Repeat every line exactly, keeping the pictures out of the copy.

-- Begin --

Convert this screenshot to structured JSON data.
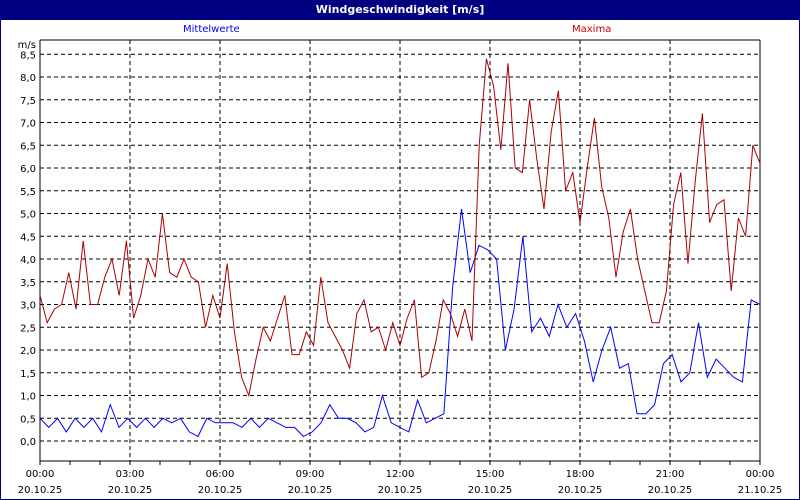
{
  "title": "Windgeschwindigkeit [m/s]",
  "legend": {
    "mean_label": "Mittelwerte",
    "max_label": "Maxima",
    "mean_color": "#0000ff",
    "max_color": "#aa0000"
  },
  "chart_data": {
    "type": "line",
    "title": "Windgeschwindigkeit [m/s]",
    "xlabel": "",
    "ylabel": "m/s",
    "ylim": [
      -0.4,
      9.0
    ],
    "grid": true,
    "legend_position": "top",
    "yticks": [
      "0,0",
      "0,5",
      "1,0",
      "1,5",
      "2,0",
      "2,5",
      "3,0",
      "3,5",
      "4,0",
      "4,5",
      "5,0",
      "5,5",
      "6,0",
      "6,5",
      "7,0",
      "7,5",
      "8,0",
      "8,5"
    ],
    "xticks": [
      {
        "time": "00:00",
        "date": "20.10.25"
      },
      {
        "time": "03:00",
        "date": "20.10.25"
      },
      {
        "time": "06:00",
        "date": "20.10.25"
      },
      {
        "time": "09:00",
        "date": "20.10.25"
      },
      {
        "time": "12:00",
        "date": "20.10.25"
      },
      {
        "time": "15:00",
        "date": "20.10.25"
      },
      {
        "time": "18:00",
        "date": "20.10.25"
      },
      {
        "time": "21:00",
        "date": "20.10.25"
      },
      {
        "time": "00:00",
        "date": "21.10.25"
      }
    ],
    "x_interval_minutes": 20,
    "series": [
      {
        "name": "Mittelwerte",
        "color": "#0000ff",
        "values": [
          0.5,
          0.3,
          0.5,
          0.2,
          0.5,
          0.3,
          0.5,
          0.2,
          0.8,
          0.3,
          0.5,
          0.3,
          0.5,
          0.3,
          0.5,
          0.4,
          0.5,
          0.2,
          0.1,
          0.5,
          0.4,
          0.4,
          0.4,
          0.3,
          0.5,
          0.3,
          0.5,
          0.4,
          0.3,
          0.3,
          0.1,
          0.2,
          0.4,
          0.8,
          0.5,
          0.5,
          0.4,
          0.2,
          0.3,
          1.0,
          0.4,
          0.3,
          0.2,
          0.9,
          0.4,
          0.5,
          0.6,
          3.4,
          5.1,
          3.7,
          4.3,
          4.2,
          4.0,
          2.0,
          2.9,
          4.5,
          2.4,
          2.7,
          2.3,
          3.0,
          2.5,
          2.8,
          2.2,
          1.3,
          2.0,
          2.5,
          1.6,
          1.7,
          0.6,
          0.6,
          0.8,
          1.7,
          1.9,
          1.3,
          1.5,
          2.6,
          1.4,
          1.8,
          1.6,
          1.4,
          1.3,
          3.1,
          3.0
        ]
      },
      {
        "name": "Maxima",
        "color": "#aa0000",
        "values": [
          3.2,
          2.6,
          2.9,
          3.0,
          3.7,
          2.9,
          4.4,
          3.0,
          3.0,
          3.6,
          4.0,
          3.2,
          4.4,
          2.7,
          3.2,
          4.0,
          3.6,
          5.0,
          3.7,
          3.6,
          4.0,
          3.6,
          3.5,
          2.5,
          3.2,
          2.7,
          3.9,
          2.4,
          1.4,
          1.0,
          1.8,
          2.5,
          2.2,
          2.7,
          3.2,
          1.9,
          1.9,
          2.4,
          2.1,
          3.6,
          2.6,
          2.3,
          2.0,
          1.6,
          2.8,
          3.1,
          2.4,
          2.5,
          2.0,
          2.6,
          2.1,
          2.7,
          3.1,
          1.4,
          1.5,
          2.2,
          3.1,
          2.8,
          2.3,
          2.9,
          2.2,
          6.5,
          8.4,
          7.8,
          6.4,
          8.3,
          6.0,
          5.9,
          7.5,
          6.2,
          5.1,
          6.8,
          7.7,
          5.5,
          5.9,
          4.8,
          6.0,
          7.1,
          5.6,
          4.9,
          3.6,
          4.6,
          5.1,
          4.0,
          3.3,
          2.6,
          2.6,
          3.3,
          5.2,
          5.9,
          3.9,
          5.7,
          7.2,
          4.8,
          5.2,
          5.3,
          3.3,
          4.9,
          4.5,
          6.5,
          6.1
        ]
      }
    ]
  }
}
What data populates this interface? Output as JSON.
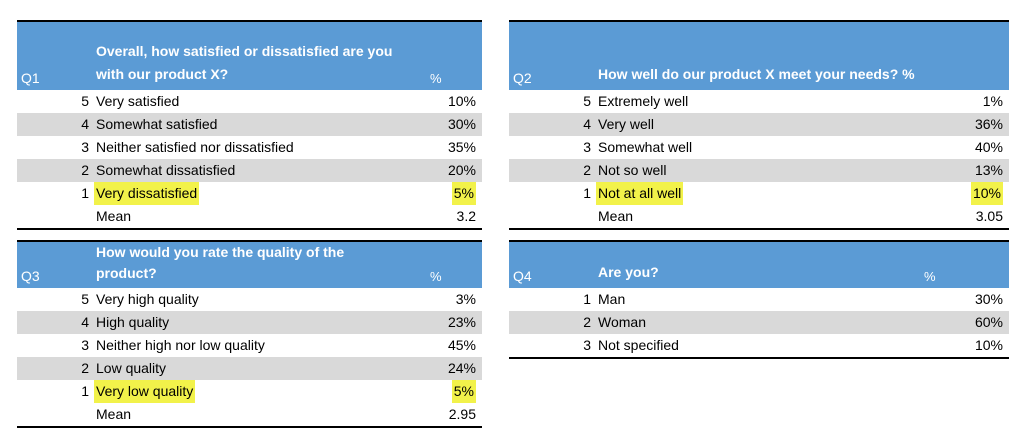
{
  "q1": {
    "id": "Q1",
    "question_line1": "Overall, how satisfied or dissatisfied are you",
    "question_line2": "with our product X?",
    "pct_header": "%",
    "rows": [
      {
        "num": "5",
        "label": "Very satisfied",
        "value": "10%"
      },
      {
        "num": "4",
        "label": "Somewhat satisfied",
        "value": "30%"
      },
      {
        "num": "3",
        "label": "Neither satisfied nor dissatisfied",
        "value": "35%"
      },
      {
        "num": "2",
        "label": "Somewhat dissatisfied",
        "value": "20%"
      },
      {
        "num": "1",
        "label": "Very dissatisfied",
        "value": "5%"
      }
    ],
    "mean_label": "Mean",
    "mean_value": "3.2"
  },
  "q2": {
    "id": "Q2",
    "question": "How well do our product X meet your needs? %",
    "rows": [
      {
        "num": "5",
        "label": "Extremely well",
        "value": "1%"
      },
      {
        "num": "4",
        "label": "Very well",
        "value": "36%"
      },
      {
        "num": "3",
        "label": "Somewhat well",
        "value": "40%"
      },
      {
        "num": "2",
        "label": "Not so well",
        "value": "13%"
      },
      {
        "num": "1",
        "label": "Not at all well",
        "value": "10%"
      }
    ],
    "mean_label": "Mean",
    "mean_value": "3.05"
  },
  "q3": {
    "id": "Q3",
    "question_line1": "How would you rate the quality of the",
    "question_line2": "product?",
    "pct_header": "%",
    "rows": [
      {
        "num": "5",
        "label": "Very high quality",
        "value": "3%"
      },
      {
        "num": "4",
        "label": "High quality",
        "value": "23%"
      },
      {
        "num": "3",
        "label": "Neither high nor low quality",
        "value": "45%"
      },
      {
        "num": "2",
        "label": "Low quality",
        "value": "24%"
      },
      {
        "num": "1",
        "label": "Very low quality",
        "value": "5%"
      }
    ],
    "mean_label": "Mean",
    "mean_value": "2.95"
  },
  "q4": {
    "id": "Q4",
    "question": "Are you?",
    "pct_header": "%",
    "rows": [
      {
        "num": "1",
        "label": "Man",
        "value": "30%"
      },
      {
        "num": "2",
        "label": "Woman",
        "value": "60%"
      },
      {
        "num": "3",
        "label": "Not specified",
        "value": "10%"
      }
    ]
  },
  "colors": {
    "header_bg": "#5b9bd5",
    "row_shade": "#d9d9d9",
    "highlight": "#f2f24a"
  }
}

-- End --

Task output -
Convert this screenshot to structured JSON data.
{
  "title": "Windgeschwindigkeit [m/s]",
  "legend": {
    "mean_label": "Mittelwerte",
    "max_label": "Maxima",
    "mean_color": "#0000ff",
    "max_color": "#aa0000"
  },
  "chart_data": {
    "type": "line",
    "title": "Windgeschwindigkeit [m/s]",
    "xlabel": "",
    "ylabel": "m/s",
    "ylim": [
      -0.4,
      9.0
    ],
    "grid": true,
    "legend_position": "top",
    "yticks": [
      "0,0",
      "0,5",
      "1,0",
      "1,5",
      "2,0",
      "2,5",
      "3,0",
      "3,5",
      "4,0",
      "4,5",
      "5,0",
      "5,5",
      "6,0",
      "6,5",
      "7,0",
      "7,5",
      "8,0",
      "8,5"
    ],
    "xticks": [
      {
        "time": "00:00",
        "date": "20.10.25"
      },
      {
        "time": "03:00",
        "date": "20.10.25"
      },
      {
        "time": "06:00",
        "date": "20.10.25"
      },
      {
        "time": "09:00",
        "date": "20.10.25"
      },
      {
        "time": "12:00",
        "date": "20.10.25"
      },
      {
        "time": "15:00",
        "date": "20.10.25"
      },
      {
        "time": "18:00",
        "date": "20.10.25"
      },
      {
        "time": "21:00",
        "date": "20.10.25"
      },
      {
        "time": "00:00",
        "date": "21.10.25"
      }
    ],
    "x_interval_minutes": 20,
    "series": [
      {
        "name": "Mittelwerte",
        "color": "#0000ff",
        "values": [
          0.5,
          0.3,
          0.5,
          0.2,
          0.5,
          0.3,
          0.5,
          0.2,
          0.8,
          0.3,
          0.5,
          0.3,
          0.5,
          0.3,
          0.5,
          0.4,
          0.5,
          0.2,
          0.1,
          0.5,
          0.4,
          0.4,
          0.4,
          0.3,
          0.5,
          0.3,
          0.5,
          0.4,
          0.3,
          0.3,
          0.1,
          0.2,
          0.4,
          0.8,
          0.5,
          0.5,
          0.4,
          0.2,
          0.3,
          1.0,
          0.4,
          0.3,
          0.2,
          0.9,
          0.4,
          0.5,
          0.6,
          3.4,
          5.1,
          3.7,
          4.3,
          4.2,
          4.0,
          2.0,
          2.9,
          4.5,
          2.4,
          2.7,
          2.3,
          3.0,
          2.5,
          2.8,
          2.2,
          1.3,
          2.0,
          2.5,
          1.6,
          1.7,
          0.6,
          0.6,
          0.8,
          1.7,
          1.9,
          1.3,
          1.5,
          2.6,
          1.4,
          1.8,
          1.6,
          1.4,
          1.3,
          3.1,
          3.0
        ]
      },
      {
        "name": "Maxima",
        "color": "#aa0000",
        "values": [
          3.2,
          2.6,
          2.9,
          3.0,
          3.7,
          2.9,
          4.4,
          3.0,
          3.0,
          3.6,
          4.0,
          3.2,
          4.4,
          2.7,
          3.2,
          4.0,
          3.6,
          5.0,
          3.7,
          3.6,
          4.0,
          3.6,
          3.5,
          2.5,
          3.2,
          2.7,
          3.9,
          2.4,
          1.4,
          1.0,
          1.8,
          2.5,
          2.2,
          2.7,
          3.2,
          1.9,
          1.9,
          2.4,
          2.1,
          3.6,
          2.6,
          2.3,
          2.0,
          1.6,
          2.8,
          3.1,
          2.4,
          2.5,
          2.0,
          2.6,
          2.1,
          2.7,
          3.1,
          1.4,
          1.5,
          2.2,
          3.1,
          2.8,
          2.3,
          2.9,
          2.2,
          6.5,
          8.4,
          7.8,
          6.4,
          8.3,
          6.0,
          5.9,
          7.5,
          6.2,
          5.1,
          6.8,
          7.7,
          5.5,
          5.9,
          4.8,
          6.0,
          7.1,
          5.6,
          4.9,
          3.6,
          4.6,
          5.1,
          4.0,
          3.3,
          2.6,
          2.6,
          3.3,
          5.2,
          5.9,
          3.9,
          5.7,
          7.2,
          4.8,
          5.2,
          5.3,
          3.3,
          4.9,
          4.5,
          6.5,
          6.1
        ]
      }
    ]
  }
}
What data populates this interface? Output as JSON.
{
  "q1": {
    "id": "Q1",
    "question_line1": "Overall, how satisfied or dissatisfied are you",
    "question_line2": "with our product X?",
    "pct_header": "%",
    "rows": [
      {
        "num": "5",
        "label": "Very satisfied",
        "value": "10%"
      },
      {
        "num": "4",
        "label": "Somewhat satisfied",
        "value": "30%"
      },
      {
        "num": "3",
        "label": "Neither satisfied nor dissatisfied",
        "value": "35%"
      },
      {
        "num": "2",
        "label": "Somewhat dissatisfied",
        "value": "20%"
      },
      {
        "num": "1",
        "label": "Very dissatisfied",
        "value": "5%"
      }
    ],
    "mean_label": "Mean",
    "mean_value": "3.2"
  },
  "q2": {
    "id": "Q2",
    "question": "How well do our product X meet your needs? %",
    "rows": [
      {
        "num": "5",
        "label": "Extremely well",
        "value": "1%"
      },
      {
        "num": "4",
        "label": "Very well",
        "value": "36%"
      },
      {
        "num": "3",
        "label": "Somewhat well",
        "value": "40%"
      },
      {
        "num": "2",
        "label": "Not so well",
        "value": "13%"
      },
      {
        "num": "1",
        "label": "Not at all well",
        "value": "10%"
      }
    ],
    "mean_label": "Mean",
    "mean_value": "3.05"
  },
  "q3": {
    "id": "Q3",
    "question_line1": "How would you rate the quality of the",
    "question_line2": "product?",
    "pct_header": "%",
    "rows": [
      {
        "num": "5",
        "label": "Very high quality",
        "value": "3%"
      },
      {
        "num": "4",
        "label": "High quality",
        "value": "23%"
      },
      {
        "num": "3",
        "label": "Neither high nor low quality",
        "value": "45%"
      },
      {
        "num": "2",
        "label": "Low quality",
        "value": "24%"
      },
      {
        "num": "1",
        "label": "Very low quality",
        "value": "5%"
      }
    ],
    "mean_label": "Mean",
    "mean_value": "2.95"
  },
  "q4": {
    "id": "Q4",
    "question": "Are you?",
    "pct_header": "%",
    "rows": [
      {
        "num": "1",
        "label": "Man",
        "value": "30%"
      },
      {
        "num": "2",
        "label": "Woman",
        "value": "60%"
      },
      {
        "num": "3",
        "label": "Not specified",
        "value": "10%"
      }
    ]
  },
  "colors": {
    "header_bg": "#5b9bd5",
    "row_shade": "#d9d9d9",
    "highlight": "#f2f24a"
  }
}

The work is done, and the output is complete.